[Begin Data rows]

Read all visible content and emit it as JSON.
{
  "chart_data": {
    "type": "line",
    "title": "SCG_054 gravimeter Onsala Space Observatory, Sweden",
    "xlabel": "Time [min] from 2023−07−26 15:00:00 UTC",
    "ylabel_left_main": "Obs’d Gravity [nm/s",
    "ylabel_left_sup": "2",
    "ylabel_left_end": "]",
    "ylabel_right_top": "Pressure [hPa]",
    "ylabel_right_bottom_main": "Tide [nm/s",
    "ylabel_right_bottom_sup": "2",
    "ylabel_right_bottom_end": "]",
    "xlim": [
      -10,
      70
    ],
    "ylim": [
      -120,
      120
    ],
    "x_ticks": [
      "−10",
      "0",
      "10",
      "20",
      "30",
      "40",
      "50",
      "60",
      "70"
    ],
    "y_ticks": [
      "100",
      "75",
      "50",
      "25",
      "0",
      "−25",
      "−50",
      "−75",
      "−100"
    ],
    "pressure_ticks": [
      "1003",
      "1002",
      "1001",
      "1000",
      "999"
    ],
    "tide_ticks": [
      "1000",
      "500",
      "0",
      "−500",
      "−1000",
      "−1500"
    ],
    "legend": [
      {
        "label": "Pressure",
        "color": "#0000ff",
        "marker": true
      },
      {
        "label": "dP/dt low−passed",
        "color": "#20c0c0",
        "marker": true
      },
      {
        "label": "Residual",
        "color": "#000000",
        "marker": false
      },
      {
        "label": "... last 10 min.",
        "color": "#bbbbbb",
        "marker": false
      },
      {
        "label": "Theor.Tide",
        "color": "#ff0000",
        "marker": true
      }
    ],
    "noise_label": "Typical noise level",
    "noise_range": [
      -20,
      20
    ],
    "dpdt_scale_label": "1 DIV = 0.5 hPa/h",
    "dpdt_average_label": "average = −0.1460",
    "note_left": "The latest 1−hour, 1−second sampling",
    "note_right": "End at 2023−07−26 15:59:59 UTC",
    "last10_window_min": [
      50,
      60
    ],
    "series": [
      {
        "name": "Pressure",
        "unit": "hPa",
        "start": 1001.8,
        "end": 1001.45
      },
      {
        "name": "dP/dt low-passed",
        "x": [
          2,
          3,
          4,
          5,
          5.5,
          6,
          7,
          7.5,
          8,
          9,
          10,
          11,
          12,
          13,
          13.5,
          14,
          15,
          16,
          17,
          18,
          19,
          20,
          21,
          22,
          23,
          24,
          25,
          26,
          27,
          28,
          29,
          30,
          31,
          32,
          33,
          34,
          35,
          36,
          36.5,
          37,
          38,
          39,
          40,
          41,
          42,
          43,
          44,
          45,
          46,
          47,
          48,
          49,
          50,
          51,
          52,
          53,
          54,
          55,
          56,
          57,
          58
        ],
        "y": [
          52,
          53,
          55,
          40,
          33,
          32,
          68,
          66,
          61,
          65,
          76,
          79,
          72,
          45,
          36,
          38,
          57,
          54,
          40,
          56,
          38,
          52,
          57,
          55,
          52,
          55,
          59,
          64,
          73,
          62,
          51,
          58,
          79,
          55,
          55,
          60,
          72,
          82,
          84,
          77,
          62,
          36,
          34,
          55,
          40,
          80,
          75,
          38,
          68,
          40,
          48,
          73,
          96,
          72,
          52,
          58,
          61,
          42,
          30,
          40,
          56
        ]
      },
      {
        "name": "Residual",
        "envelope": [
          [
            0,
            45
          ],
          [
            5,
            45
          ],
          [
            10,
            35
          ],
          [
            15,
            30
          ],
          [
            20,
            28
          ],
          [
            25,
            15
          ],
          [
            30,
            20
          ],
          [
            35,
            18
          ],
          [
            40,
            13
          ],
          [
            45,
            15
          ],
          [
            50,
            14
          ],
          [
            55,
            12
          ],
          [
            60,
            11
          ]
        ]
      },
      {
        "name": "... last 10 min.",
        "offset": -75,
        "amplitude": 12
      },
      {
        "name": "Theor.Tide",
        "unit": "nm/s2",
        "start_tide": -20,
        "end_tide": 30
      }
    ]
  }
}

[End Data rows]

◆ **Problem to solve**:
All of the material must be reproduced exactly.

◆ **Response**:
Read all visible content and emit it as JSON.
{
  "chart_data": {
    "type": "line",
    "title": "SCG_054 gravimeter Onsala Space Observatory, Sweden",
    "xlabel": "Time [min] from 2023−07−26 15:00:00 UTC",
    "ylabel_left_main": "Obs’d Gravity [nm/s",
    "ylabel_left_sup": "2",
    "ylabel_left_end": "]",
    "ylabel_right_top": "Pressure [hPa]",
    "ylabel_right_bottom_main": "Tide [nm/s",
    "ylabel_right_bottom_sup": "2",
    "ylabel_right_bottom_end": "]",
    "xlim": [
      -10,
      70
    ],
    "ylim": [
      -120,
      120
    ],
    "x_ticks": [
      "−10",
      "0",
      "10",
      "20",
      "30",
      "40",
      "50",
      "60",
      "70"
    ],
    "y_ticks": [
      "100",
      "75",
      "50",
      "25",
      "0",
      "−25",
      "−50",
      "−75",
      "−100"
    ],
    "pressure_ticks": [
      "1003",
      "1002",
      "1001",
      "1000",
      "999"
    ],
    "tide_ticks": [
      "1000",
      "500",
      "0",
      "−500",
      "−1000",
      "−1500"
    ],
    "legend": [
      {
        "label": "Pressure",
        "color": "#0000ff",
        "marker": true
      },
      {
        "label": "dP/dt low−passed",
        "color": "#20c0c0",
        "marker": true
      },
      {
        "label": "Residual",
        "color": "#000000",
        "marker": false
      },
      {
        "label": "... last 10 min.",
        "color": "#bbbbbb",
        "marker": false
      },
      {
        "label": "Theor.Tide",
        "color": "#ff0000",
        "marker": true
      }
    ],
    "noise_label": "Typical noise level",
    "noise_range": [
      -20,
      20
    ],
    "dpdt_scale_label": "1 DIV = 0.5 hPa/h",
    "dpdt_average_label": "average = −0.1460",
    "note_left": "The latest 1−hour, 1−second sampling",
    "note_right": "End at 2023−07−26 15:59:59 UTC",
    "last10_window_min": [
      50,
      60
    ],
    "series": [
      {
        "name": "Pressure",
        "unit": "hPa",
        "start": 1001.8,
        "end": 1001.45
      },
      {
        "name": "dP/dt low-passed",
        "x": [
          2,
          3,
          4,
          5,
          5.5,
          6,
          7,
          7.5,
          8,
          9,
          10,
          11,
          12,
          13,
          13.5,
          14,
          15,
          16,
          17,
          18,
          19,
          20,
          21,
          22,
          23,
          24,
          25,
          26,
          27,
          28,
          29,
          30,
          31,
          32,
          33,
          34,
          35,
          36,
          36.5,
          37,
          38,
          39,
          40,
          41,
          42,
          43,
          44,
          45,
          46,
          47,
          48,
          49,
          50,
          51,
          52,
          53,
          54,
          55,
          56,
          57,
          58
        ],
        "y": [
          52,
          53,
          55,
          40,
          33,
          32,
          68,
          66,
          61,
          65,
          76,
          79,
          72,
          45,
          36,
          38,
          57,
          54,
          40,
          56,
          38,
          52,
          57,
          55,
          52,
          55,
          59,
          64,
          73,
          62,
          51,
          58,
          79,
          55,
          55,
          60,
          72,
          82,
          84,
          77,
          62,
          36,
          34,
          55,
          40,
          80,
          75,
          38,
          68,
          40,
          48,
          73,
          96,
          72,
          52,
          58,
          61,
          42,
          30,
          40,
          56
        ]
      },
      {
        "name": "Residual",
        "envelope": [
          [
            0,
            45
          ],
          [
            5,
            45
          ],
          [
            10,
            35
          ],
          [
            15,
            30
          ],
          [
            20,
            28
          ],
          [
            25,
            15
          ],
          [
            30,
            20
          ],
          [
            35,
            18
          ],
          [
            40,
            13
          ],
          [
            45,
            15
          ],
          [
            50,
            14
          ],
          [
            55,
            12
          ],
          [
            60,
            11
          ]
        ]
      },
      {
        "name": "... last 10 min.",
        "offset": -75,
        "amplitude": 12
      },
      {
        "name": "Theor.Tide",
        "unit": "nm/s2",
        "start_tide": -20,
        "end_tide": 30
      }
    ]
  }
}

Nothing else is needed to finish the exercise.